** Exercise **
Read the lines below. Copy out any that hold the string "Anni".

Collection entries
# # #
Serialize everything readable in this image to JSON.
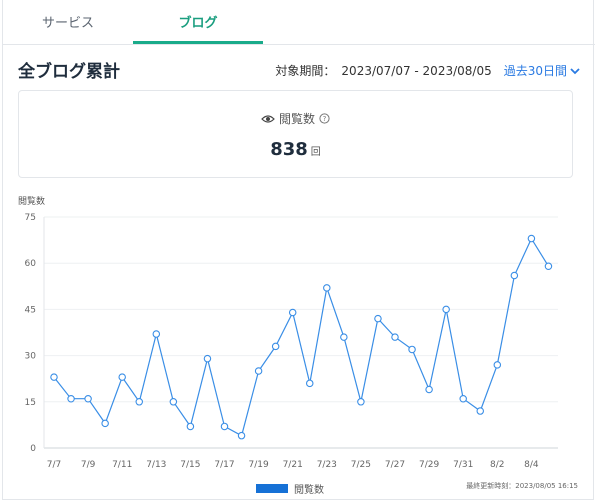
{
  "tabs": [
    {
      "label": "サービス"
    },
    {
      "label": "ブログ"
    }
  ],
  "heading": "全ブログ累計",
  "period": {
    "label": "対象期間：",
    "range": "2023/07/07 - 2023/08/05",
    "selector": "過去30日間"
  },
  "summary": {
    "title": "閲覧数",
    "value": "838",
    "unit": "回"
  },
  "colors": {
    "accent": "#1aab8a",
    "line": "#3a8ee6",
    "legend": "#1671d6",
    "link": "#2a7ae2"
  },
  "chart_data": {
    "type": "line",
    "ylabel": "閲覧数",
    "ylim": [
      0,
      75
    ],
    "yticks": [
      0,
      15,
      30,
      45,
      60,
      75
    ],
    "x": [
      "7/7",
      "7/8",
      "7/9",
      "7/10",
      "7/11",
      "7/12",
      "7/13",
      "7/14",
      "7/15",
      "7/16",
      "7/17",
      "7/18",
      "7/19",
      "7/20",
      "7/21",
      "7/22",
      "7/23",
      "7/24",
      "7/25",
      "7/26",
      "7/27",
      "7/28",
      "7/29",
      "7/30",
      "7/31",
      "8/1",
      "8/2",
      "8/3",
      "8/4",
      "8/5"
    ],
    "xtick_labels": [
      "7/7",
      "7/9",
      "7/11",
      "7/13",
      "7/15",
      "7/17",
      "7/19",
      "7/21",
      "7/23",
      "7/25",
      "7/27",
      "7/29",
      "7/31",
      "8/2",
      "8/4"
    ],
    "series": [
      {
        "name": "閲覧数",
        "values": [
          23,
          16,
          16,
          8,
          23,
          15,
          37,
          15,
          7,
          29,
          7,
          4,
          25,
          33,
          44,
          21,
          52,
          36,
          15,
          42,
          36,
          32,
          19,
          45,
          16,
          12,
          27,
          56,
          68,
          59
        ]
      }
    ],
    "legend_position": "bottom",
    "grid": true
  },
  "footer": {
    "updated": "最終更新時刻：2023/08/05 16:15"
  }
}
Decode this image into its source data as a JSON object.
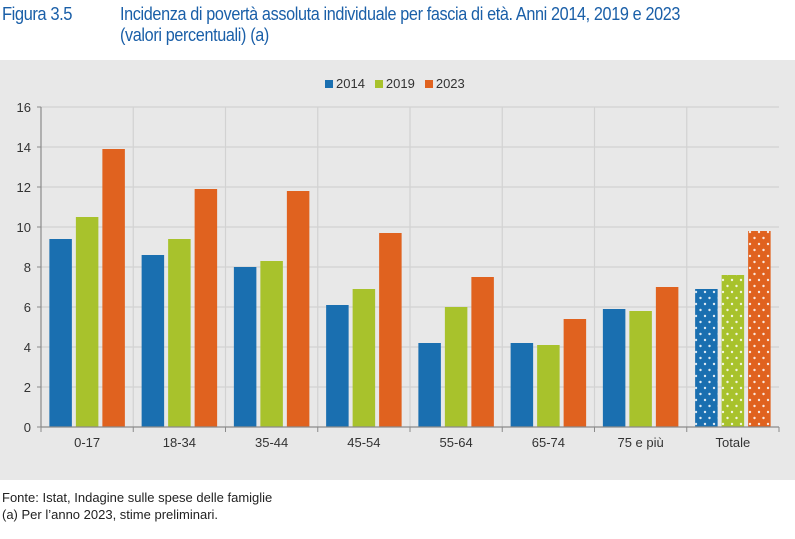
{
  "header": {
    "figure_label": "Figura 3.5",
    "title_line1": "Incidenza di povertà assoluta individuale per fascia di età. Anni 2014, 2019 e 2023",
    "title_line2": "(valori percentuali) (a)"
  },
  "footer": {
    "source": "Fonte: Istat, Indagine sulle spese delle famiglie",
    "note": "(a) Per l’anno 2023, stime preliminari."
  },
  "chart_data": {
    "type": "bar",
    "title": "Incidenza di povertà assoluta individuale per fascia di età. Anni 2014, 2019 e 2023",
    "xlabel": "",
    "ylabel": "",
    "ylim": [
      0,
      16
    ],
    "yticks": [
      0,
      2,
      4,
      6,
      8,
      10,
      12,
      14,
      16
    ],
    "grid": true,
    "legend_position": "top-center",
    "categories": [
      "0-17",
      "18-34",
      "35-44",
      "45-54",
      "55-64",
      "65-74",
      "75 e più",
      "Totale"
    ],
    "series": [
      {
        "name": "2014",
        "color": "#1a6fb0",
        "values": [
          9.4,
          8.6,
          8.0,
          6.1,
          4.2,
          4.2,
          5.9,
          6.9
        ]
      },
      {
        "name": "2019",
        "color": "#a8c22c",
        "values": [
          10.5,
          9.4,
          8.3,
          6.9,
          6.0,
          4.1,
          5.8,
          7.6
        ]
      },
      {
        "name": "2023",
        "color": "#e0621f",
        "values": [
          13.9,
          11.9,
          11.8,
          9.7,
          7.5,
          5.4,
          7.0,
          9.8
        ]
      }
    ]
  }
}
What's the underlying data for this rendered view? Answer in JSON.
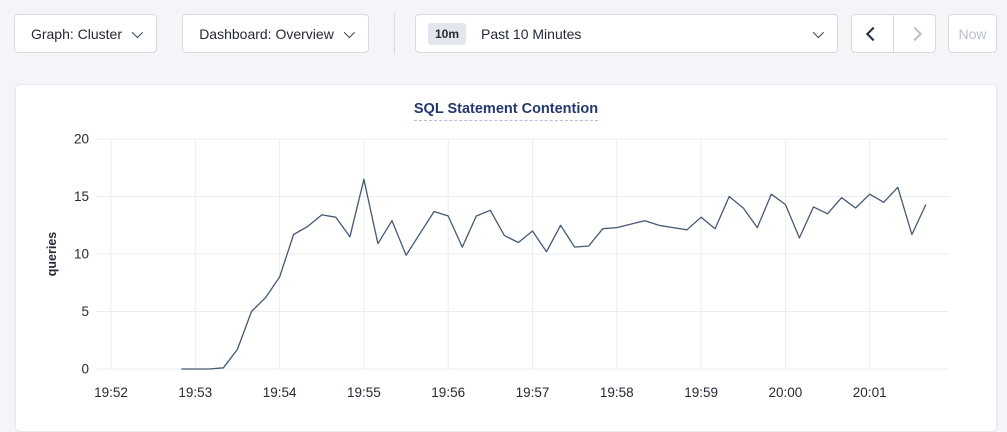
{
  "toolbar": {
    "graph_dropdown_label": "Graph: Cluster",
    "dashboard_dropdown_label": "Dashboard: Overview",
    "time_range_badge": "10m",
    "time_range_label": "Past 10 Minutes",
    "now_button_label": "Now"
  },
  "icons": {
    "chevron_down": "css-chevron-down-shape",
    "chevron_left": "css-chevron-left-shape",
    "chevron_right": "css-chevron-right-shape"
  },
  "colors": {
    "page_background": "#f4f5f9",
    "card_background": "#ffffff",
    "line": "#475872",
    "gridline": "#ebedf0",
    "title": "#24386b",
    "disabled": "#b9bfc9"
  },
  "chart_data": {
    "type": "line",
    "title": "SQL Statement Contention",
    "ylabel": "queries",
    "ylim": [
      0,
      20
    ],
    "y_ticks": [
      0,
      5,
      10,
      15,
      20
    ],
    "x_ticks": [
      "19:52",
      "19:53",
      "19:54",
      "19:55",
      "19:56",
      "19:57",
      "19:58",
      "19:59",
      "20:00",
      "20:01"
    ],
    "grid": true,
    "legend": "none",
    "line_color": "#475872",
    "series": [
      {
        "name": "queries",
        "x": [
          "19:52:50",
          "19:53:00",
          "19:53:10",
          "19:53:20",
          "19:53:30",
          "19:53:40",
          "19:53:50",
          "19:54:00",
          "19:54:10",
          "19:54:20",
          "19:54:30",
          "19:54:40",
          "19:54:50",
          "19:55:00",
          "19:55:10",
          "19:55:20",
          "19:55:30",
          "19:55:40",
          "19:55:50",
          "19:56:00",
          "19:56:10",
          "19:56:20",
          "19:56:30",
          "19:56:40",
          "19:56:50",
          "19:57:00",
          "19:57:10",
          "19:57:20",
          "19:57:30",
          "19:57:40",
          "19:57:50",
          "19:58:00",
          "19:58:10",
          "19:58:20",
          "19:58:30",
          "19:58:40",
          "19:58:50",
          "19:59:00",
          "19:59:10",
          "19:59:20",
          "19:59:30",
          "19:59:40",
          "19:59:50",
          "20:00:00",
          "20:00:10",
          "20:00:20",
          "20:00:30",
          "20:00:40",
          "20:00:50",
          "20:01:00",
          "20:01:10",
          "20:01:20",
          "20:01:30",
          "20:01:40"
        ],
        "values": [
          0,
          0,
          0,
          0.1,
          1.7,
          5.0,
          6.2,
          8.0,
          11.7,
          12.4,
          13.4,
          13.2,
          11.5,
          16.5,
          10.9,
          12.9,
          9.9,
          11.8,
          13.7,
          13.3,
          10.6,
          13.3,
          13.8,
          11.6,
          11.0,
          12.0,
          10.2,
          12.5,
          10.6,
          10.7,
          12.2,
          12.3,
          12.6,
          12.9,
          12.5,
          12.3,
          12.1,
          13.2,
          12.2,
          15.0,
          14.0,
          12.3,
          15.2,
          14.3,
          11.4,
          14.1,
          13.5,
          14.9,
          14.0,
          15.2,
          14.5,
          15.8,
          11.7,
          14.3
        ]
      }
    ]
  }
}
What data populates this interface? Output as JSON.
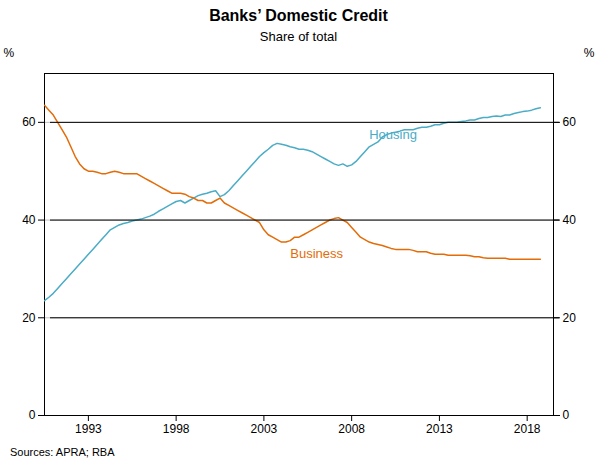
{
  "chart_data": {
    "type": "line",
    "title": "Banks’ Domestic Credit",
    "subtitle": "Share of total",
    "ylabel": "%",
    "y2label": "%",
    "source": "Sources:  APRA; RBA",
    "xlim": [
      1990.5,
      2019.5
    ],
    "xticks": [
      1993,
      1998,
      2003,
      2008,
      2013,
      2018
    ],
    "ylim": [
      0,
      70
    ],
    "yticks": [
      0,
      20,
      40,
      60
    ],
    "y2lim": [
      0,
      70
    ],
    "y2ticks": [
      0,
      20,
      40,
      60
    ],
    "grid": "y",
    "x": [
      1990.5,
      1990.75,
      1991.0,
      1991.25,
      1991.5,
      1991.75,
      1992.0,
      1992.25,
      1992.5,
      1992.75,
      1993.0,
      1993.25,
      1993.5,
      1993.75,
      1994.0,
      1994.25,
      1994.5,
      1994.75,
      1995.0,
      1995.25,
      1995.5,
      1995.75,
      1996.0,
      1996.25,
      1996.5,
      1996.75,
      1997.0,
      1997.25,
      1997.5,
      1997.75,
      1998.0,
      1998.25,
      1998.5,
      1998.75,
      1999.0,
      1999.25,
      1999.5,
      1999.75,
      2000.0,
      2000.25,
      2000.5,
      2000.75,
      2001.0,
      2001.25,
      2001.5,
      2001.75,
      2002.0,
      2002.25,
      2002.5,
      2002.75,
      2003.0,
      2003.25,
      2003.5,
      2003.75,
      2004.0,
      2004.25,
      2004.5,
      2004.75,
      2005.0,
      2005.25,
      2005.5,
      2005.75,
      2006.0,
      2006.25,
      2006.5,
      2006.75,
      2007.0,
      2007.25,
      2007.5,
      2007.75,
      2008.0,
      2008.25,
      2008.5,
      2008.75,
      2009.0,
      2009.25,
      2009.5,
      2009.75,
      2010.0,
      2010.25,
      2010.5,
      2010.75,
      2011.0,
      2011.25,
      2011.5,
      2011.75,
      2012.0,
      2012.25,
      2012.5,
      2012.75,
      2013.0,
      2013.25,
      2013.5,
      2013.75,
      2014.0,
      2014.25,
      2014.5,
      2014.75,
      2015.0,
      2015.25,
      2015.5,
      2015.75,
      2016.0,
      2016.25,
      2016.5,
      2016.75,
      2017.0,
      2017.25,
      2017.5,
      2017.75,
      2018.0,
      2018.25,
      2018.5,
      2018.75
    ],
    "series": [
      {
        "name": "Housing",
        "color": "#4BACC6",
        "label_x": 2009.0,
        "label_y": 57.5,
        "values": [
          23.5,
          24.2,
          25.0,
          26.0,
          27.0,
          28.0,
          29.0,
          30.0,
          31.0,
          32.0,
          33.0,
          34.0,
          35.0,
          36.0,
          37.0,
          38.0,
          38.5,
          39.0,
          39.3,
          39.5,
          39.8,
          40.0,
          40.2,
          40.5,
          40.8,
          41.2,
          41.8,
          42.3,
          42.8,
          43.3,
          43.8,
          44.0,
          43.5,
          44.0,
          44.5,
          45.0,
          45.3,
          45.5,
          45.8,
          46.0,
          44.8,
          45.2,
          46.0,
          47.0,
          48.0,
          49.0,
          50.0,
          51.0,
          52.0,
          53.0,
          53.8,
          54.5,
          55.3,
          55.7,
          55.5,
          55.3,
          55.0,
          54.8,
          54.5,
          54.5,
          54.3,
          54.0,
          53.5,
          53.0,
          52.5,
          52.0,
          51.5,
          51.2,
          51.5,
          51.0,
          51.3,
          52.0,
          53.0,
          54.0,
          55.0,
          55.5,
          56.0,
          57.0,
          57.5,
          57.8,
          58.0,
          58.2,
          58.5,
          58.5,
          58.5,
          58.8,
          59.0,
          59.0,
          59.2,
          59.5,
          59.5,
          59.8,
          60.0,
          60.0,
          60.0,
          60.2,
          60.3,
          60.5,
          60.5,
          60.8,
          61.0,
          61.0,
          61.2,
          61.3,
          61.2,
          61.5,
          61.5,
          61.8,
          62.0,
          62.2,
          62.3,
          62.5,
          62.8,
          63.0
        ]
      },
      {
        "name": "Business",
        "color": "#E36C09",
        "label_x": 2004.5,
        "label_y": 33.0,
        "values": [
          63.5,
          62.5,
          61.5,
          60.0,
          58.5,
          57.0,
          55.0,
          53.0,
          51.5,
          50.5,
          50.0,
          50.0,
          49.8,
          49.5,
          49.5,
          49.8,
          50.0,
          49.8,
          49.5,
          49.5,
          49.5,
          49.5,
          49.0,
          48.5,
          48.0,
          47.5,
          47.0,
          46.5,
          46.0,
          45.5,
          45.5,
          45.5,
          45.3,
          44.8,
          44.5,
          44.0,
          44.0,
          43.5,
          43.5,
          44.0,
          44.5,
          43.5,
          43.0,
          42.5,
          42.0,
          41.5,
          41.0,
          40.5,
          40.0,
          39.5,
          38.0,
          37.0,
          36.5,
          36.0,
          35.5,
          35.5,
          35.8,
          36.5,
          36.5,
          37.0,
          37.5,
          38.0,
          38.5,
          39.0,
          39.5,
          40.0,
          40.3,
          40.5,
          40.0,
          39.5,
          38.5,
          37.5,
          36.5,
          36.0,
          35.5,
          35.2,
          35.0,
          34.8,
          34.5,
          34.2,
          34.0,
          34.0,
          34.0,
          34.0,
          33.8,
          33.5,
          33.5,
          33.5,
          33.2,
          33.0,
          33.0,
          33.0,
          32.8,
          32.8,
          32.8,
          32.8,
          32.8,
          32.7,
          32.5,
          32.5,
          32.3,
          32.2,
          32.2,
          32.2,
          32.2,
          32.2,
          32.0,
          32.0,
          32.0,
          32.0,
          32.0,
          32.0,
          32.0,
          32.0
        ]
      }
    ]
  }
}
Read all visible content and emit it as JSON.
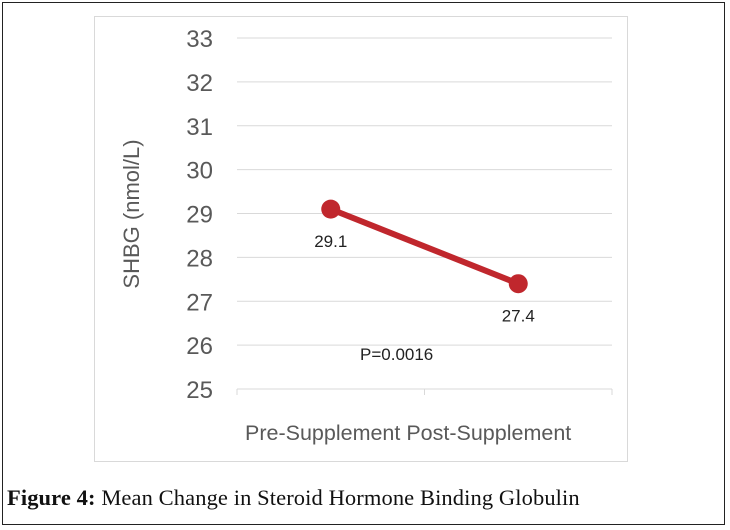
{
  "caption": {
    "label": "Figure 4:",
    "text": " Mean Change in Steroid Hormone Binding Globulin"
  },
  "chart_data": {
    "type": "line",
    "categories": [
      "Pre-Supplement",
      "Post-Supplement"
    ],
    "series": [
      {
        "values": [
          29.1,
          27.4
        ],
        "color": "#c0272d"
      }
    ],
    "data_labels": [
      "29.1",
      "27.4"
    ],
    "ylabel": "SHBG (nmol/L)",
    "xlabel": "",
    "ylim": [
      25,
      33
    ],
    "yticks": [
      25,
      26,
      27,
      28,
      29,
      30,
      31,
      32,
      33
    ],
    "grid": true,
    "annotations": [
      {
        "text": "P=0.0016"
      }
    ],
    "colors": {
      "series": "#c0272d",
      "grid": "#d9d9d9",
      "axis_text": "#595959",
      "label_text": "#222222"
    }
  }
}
# # #
** Expected answer **
    "title_line1": "Incidenza di povertà assoluta individuale per fascia di età. Anni 2014, 2019 e 2023",
    "title": "Incidenza di povertà assoluta individuale per fascia di età. Anni 2014, 2019 e 2023",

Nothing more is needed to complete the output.